• [What is being asked]: Repeat the listing in full, word for word.

(Recorded data)
══════════════════════════════
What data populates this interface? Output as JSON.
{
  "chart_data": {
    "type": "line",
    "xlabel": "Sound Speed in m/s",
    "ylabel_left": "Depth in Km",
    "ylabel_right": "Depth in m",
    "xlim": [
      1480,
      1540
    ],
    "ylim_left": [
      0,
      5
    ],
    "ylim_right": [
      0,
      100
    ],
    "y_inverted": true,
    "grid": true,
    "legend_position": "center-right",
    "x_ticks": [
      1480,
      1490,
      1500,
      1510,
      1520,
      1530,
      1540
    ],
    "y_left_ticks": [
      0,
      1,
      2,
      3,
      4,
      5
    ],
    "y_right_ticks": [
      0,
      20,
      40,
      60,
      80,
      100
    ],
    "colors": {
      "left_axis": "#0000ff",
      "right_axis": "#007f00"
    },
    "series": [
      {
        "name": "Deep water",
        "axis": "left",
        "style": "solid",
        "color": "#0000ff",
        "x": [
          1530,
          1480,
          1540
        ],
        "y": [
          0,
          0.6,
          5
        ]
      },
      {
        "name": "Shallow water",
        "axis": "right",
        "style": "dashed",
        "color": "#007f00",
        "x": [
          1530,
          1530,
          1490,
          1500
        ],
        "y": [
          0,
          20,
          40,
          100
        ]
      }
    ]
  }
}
══════════════════════════════
• [Answer to the problem]:
What data populates this interface? Output as JSON.
{
  "chart_data": {
    "type": "line",
    "xlabel": "Sound Speed in m/s",
    "ylabel_left": "Depth in Km",
    "ylabel_right": "Depth in m",
    "xlim": [
      1480,
      1540
    ],
    "ylim_left": [
      0,
      5
    ],
    "ylim_right": [
      0,
      100
    ],
    "y_inverted": true,
    "grid": true,
    "legend_position": "center-right",
    "x_ticks": [
      1480,
      1490,
      1500,
      1510,
      1520,
      1530,
      1540
    ],
    "y_left_ticks": [
      0,
      1,
      2,
      3,
      4,
      5
    ],
    "y_right_ticks": [
      0,
      20,
      40,
      60,
      80,
      100
    ],
    "colors": {
      "left_axis": "#0000ff",
      "right_axis": "#007f00"
    },
    "series": [
      {
        "name": "Deep water",
        "axis": "left",
        "style": "solid",
        "color": "#0000ff",
        "x": [
          1530,
          1480,
          1540
        ],
        "y": [
          0,
          0.6,
          5
        ]
      },
      {
        "name": "Shallow water",
        "axis": "right",
        "style": "dashed",
        "color": "#007f00",
        "x": [
          1530,
          1530,
          1490,
          1500
        ],
        "y": [
          0,
          20,
          40,
          100
        ]
      }
    ]
  }
}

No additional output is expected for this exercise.